GOAL:
Quote the data below in full, please, without altering anything.

EXERCISE INPUTS:
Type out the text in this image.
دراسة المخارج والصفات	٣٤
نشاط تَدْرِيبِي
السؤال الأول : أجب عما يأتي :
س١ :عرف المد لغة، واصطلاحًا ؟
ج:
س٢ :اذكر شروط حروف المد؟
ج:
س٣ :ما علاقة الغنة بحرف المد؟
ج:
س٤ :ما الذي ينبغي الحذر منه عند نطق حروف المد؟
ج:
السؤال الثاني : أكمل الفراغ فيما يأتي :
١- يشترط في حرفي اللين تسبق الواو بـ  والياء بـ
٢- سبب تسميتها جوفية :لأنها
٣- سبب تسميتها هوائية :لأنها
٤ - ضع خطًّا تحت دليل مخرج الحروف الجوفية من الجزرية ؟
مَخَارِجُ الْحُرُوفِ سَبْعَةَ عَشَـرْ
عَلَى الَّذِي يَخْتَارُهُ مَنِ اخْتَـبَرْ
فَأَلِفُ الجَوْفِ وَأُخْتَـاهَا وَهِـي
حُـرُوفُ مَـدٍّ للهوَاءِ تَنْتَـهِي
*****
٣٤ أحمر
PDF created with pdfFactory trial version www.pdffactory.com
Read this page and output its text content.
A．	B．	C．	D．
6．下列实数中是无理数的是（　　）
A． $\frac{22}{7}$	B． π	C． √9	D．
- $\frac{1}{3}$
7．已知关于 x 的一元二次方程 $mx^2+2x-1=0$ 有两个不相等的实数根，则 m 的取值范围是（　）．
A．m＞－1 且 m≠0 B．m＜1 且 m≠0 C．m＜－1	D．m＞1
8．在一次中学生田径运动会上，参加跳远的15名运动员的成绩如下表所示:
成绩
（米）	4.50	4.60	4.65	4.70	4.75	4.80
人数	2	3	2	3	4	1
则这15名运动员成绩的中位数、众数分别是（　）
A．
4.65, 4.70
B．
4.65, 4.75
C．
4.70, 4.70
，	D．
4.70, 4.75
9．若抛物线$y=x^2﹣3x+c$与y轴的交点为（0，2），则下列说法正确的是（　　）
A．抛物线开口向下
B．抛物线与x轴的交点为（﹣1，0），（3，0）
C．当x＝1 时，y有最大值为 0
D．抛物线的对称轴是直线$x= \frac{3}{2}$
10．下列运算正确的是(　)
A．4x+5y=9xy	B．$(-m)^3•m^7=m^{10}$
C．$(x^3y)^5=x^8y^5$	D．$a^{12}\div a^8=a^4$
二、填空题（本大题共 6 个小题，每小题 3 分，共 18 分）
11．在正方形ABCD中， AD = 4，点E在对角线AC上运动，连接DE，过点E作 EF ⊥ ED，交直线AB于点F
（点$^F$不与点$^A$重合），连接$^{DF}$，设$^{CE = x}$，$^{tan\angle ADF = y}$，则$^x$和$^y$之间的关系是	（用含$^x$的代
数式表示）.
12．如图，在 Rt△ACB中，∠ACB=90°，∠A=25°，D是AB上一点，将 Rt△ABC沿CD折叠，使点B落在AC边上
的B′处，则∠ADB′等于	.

SOLUTION FOR THIS TASK:
Type out the text in this image.
دراسة المخارج والصفات	٣٤
نشاط تَدْرِيبِي
السؤال الأول : أجب عما يأتي :
س١ :عرف المد لغة، واصطلاحًا ؟
ج:
س٢ :اذكر شروط حروف المد؟
ج:
س٣ :ما علاقة الغنة بحرف المد؟
ج:
س٤ :ما الذي ينبغي الحذر منه عند نطق حروف المد؟
ج:
السؤال الثاني : أكمل الفراغ فيما يأتي :
١- يشترط في حرفي اللين تسبق الواو بـ  والياء بـ
٢- سبب تسميتها جوفية :لأنها
٣- سبب تسميتها هوائية :لأنها
٤ - ضع خطًّا تحت دليل مخرج الحروف الجوفية من الجزرية ؟
مَخَارِجُ الْحُرُوفِ سَبْعَةَ عَشَـرْ
عَلَى الَّذِي يَخْتَارُهُ مَنِ اخْتَـبَرْ
فَأَلِفُ الجَوْفِ وَأُخْتَـاهَا وَهِـي
حُـرُوفُ مَـدٍّ للهوَاءِ تَنْتَـهِي
*****
٣٤ أحمر
PDF created with pdfFactory trial version www.pdffactory.com
Read this page and output its text content.
A．	B．	C．	D．
6．下列实数中是无理数的是（　　）
A． $\frac{22}{7}$	B． π	C． √9	D．
- $\frac{1}{3}$
7．已知关于 x 的一元二次方程 $mx^2+2x-1=0$ 有两个不相等的实数根，则 m 的取值范围是（　）．
A．m＞－1 且 m≠0 B．m＜1 且 m≠0 C．m＜－1	D．m＞1
8．在一次中学生田径运动会上，参加跳远的15名运动员的成绩如下表所示:
成绩
（米）	4.50	4.60	4.65	4.70	4.75	4.80
人数	2	3	2	3	4	1
则这15名运动员成绩的中位数、众数分别是（　）
A．
4.65, 4.70
B．
4.65, 4.75
C．
4.70, 4.70
，	D．
4.70, 4.75
9．若抛物线$y=x^2﹣3x+c$与y轴的交点为（0，2），则下列说法正确的是（　　）
A．抛物线开口向下
B．抛物线与x轴的交点为（﹣1，0），（3，0）
C．当x＝1 时，y有最大值为 0
D．抛物线的对称轴是直线$x= \frac{3}{2}$
10．下列运算正确的是(　)
A．4x+5y=9xy	B．$(-m)^3•m^7=m^{10}$
C．$(x^3y)^5=x^8y^5$	D．$a^{12}\div a^8=a^4$
二、填空题（本大题共 6 个小题，每小题 3 分，共 18 分）
11．在正方形ABCD中， AD = 4，点E在对角线AC上运动，连接DE，过点E作 EF ⊥ ED，交直线AB于点F
（点$^F$不与点$^A$重合），连接$^{DF}$，设$^{CE = x}$，$^{tan\angle ADF = y}$，则$^x$和$^y$之间的关系是	（用含$^x$的代
数式表示）.
12．如图，在 Rt△ACB中，∠ACB=90°，∠A=25°，D是AB上一点，将 Rt△ABC沿CD折叠，使点B落在AC边上
的B′处，则∠ADB′等于	.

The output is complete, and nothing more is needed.